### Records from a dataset
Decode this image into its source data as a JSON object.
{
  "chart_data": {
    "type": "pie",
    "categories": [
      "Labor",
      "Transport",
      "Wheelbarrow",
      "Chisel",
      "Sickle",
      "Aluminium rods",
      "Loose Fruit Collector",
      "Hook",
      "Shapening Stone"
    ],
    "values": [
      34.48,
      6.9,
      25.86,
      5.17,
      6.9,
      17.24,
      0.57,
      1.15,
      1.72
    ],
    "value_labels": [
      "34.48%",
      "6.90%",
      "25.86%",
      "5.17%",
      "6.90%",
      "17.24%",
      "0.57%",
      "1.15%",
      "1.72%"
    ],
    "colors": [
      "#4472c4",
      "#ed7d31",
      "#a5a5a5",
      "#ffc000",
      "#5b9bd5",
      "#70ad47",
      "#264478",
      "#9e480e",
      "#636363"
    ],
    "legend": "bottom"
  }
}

### Exercise instructions
Word for word, restate all of the data shown above.

### Written solution
Decode this image into its source data as a JSON object.
{
  "chart_data": {
    "type": "pie",
    "categories": [
      "Labor",
      "Transport",
      "Wheelbarrow",
      "Chisel",
      "Sickle",
      "Aluminium rods",
      "Loose Fruit Collector",
      "Hook",
      "Shapening Stone"
    ],
    "values": [
      34.48,
      6.9,
      25.86,
      5.17,
      6.9,
      17.24,
      0.57,
      1.15,
      1.72
    ],
    "value_labels": [
      "34.48%",
      "6.90%",
      "25.86%",
      "5.17%",
      "6.90%",
      "17.24%",
      "0.57%",
      "1.15%",
      "1.72%"
    ],
    "colors": [
      "#4472c4",
      "#ed7d31",
      "#a5a5a5",
      "#ffc000",
      "#5b9bd5",
      "#70ad47",
      "#264478",
      "#9e480e",
      "#636363"
    ],
    "legend": "bottom"
  }
}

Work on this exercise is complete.